_GIVEN INSTRUCTION_:
Identify the lines holding "document" and copy them.

_RECORD EXCERPTS_:
begin
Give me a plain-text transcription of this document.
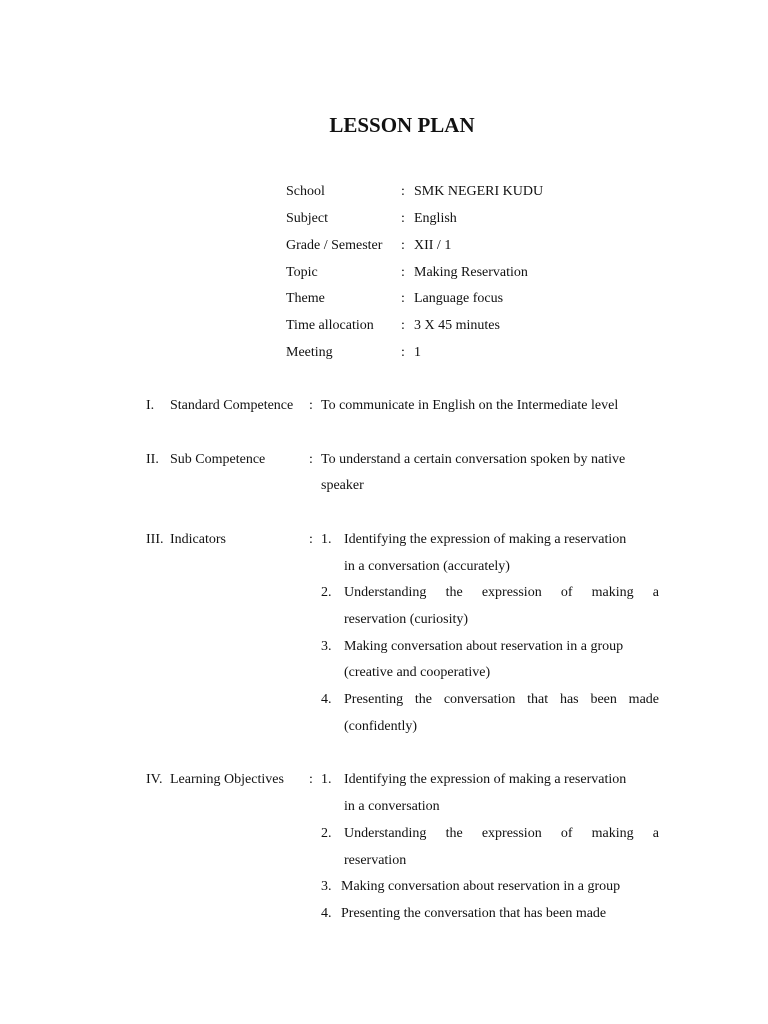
LESSON PLAN
School	: SMK NEGERI KUDU
Subject	: English
Grade / Semester : XII / 1
Topic	: Making Reservation
Theme	: Language focus
Time allocation : 3 X 45 minutes
Meeting	: 1
I. Standard Competence : To communicate in English on the Intermediate level
II. Sub Competence	: To understand a certain conversation spoken by native
speaker
III. Indicators	: 1. Identifying the expression of making a reservation
in a conversation (accurately)
2. Understanding the expression of making a
reservation (curiosity)
3. Making conversation about reservation in a group
(creative and cooperative)
4. Presenting the conversation that has been made
(confidently)
IV. Learning Objectives : 1. Identifying the expression of making a reservation
in a conversation
2. Understanding the expression of making a
reservation
3. Making conversation about reservation in a group
4. Presenting the conversation that has been made
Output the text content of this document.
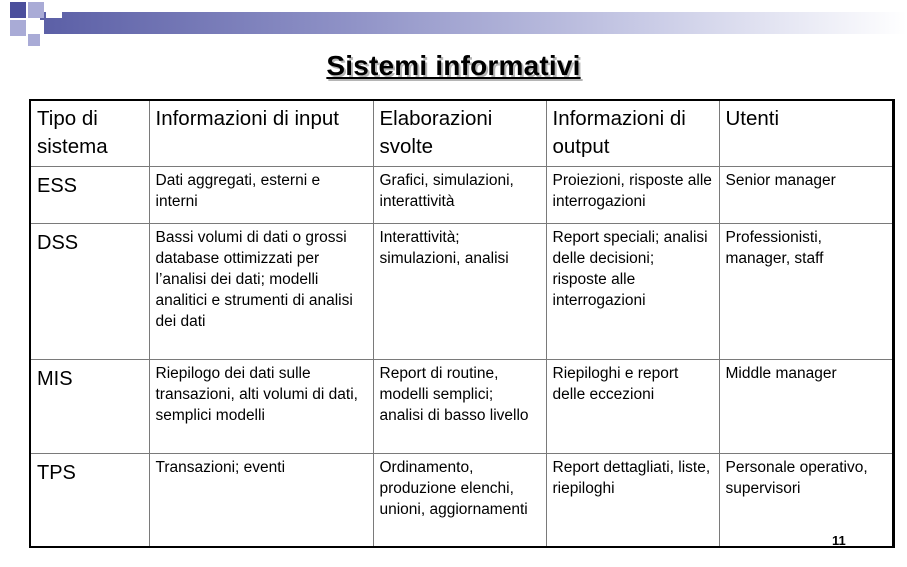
Sistemi informativi
Tipo di sistema	Informazioni di input	Elaborazioni svolte	Informazioni di output	Utenti
ESS	Dati aggregati, esterni e interni	Grafici, simulazioni, interattività	Proiezioni, risposte alle interrogazioni	Senior manager
DSS	Bassi volumi di dati o grossi database ottimizzati per l’analisi dei dati; modelli analitici e strumenti di analisi dei dati	Interattività; simulazioni, analisi	Report speciali; analisi delle decisioni; risposte alle interrogazioni	Professionisti, manager, staff
MIS	Riepilogo dei dati sulle transazioni, alti volumi di dati, semplici modelli	Report di routine, modelli semplici; analisi di basso livello	Riepiloghi e report delle eccezioni	Middle manager
TPS	Transazioni; eventi	Ordinamento, produzione elenchi, unioni, aggiornamenti	Report dettagliati, liste, riepiloghi	Personale operativo, supervisori
11
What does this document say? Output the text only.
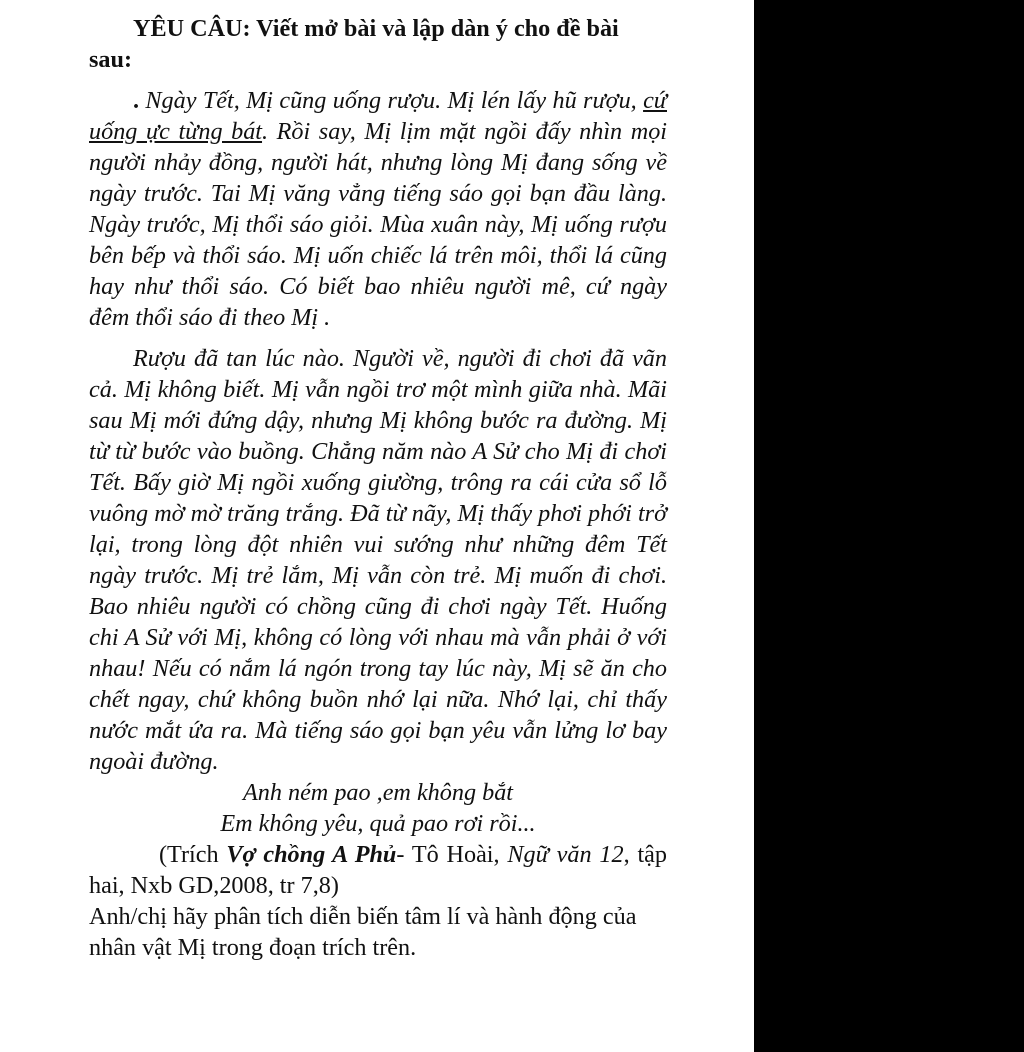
YÊU CÂU: Viết mở bài và lập dàn ý cho đề bài sau:

. Ngày Tết, Mị cũng uống rượu. Mị lén lấy hũ rượu, cứ uống ực từng bát. Rồi say, Mị lịm mặt ngồi đấy nhìn mọi người nhảy đồng, người hát, nhưng lòng Mị đang sống về ngày trước. Tai Mị văng vẳng tiếng sáo gọi bạn đầu làng. Ngày trước, Mị thổi sáo giỏi. Mùa xuân này, Mị uống rượu bên bếp và thổi sáo. Mị uốn chiếc lá trên môi, thổi lá cũng hay như thổi sáo. Có biết bao nhiêu người mê, cứ ngày đêm thổi sáo đi theo Mị .

Rượu đã tan lúc nào. Người về, người đi chơi đã vãn cả. Mị không biết. Mị vẫn ngồi trơ một mình giữa nhà. Mãi sau Mị mới đứng dậy, nhưng Mị không bước ra đường. Mị từ từ bước vào buồng. Chẳng năm nào A Sử cho Mị đi chơi Tết. Bấy giờ Mị ngồi xuống giường, trông ra cái cửa sổ lỗ vuông mờ mờ trăng trắng. Đã từ nãy, Mị thấy phơi phới trở lại, trong lòng đột nhiên vui sướng như những đêm Tết ngày trước. Mị trẻ lắm, Mị vẫn còn trẻ. Mị muốn đi chơi. Bao nhiêu người có chồng cũng đi chơi ngày Tết. Huống chi A Sử với Mị, không có lòng với nhau mà vẫn phải ở với nhau! Nếu có nắm lá ngón trong tay lúc này, Mị sẽ ăn cho chết ngay, chứ không buồn nhớ lại nữa. Nhớ lại, chỉ thấy nước mắt ứa ra. Mà tiếng sáo gọi bạn yêu vẫn lửng lơ bay ngoài đường.

Anh ném pao ,em không bắt
Em không yêu, quả pao rơi rồi...

(Trích Vợ chồng A Phủ- Tô Hoài, Ngữ văn 12, tập hai, Nxb GD,2008, tr 7,8)

Anh/chị hãy phân tích diễn biến tâm lí và hành động của nhân vật Mị trong đoạn trích trên.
end
_ANSWER TO THE EXERCISE_:
Give me a plain-text transcription of this document.
Output the text content of this document.
What does this document say? Output the text only.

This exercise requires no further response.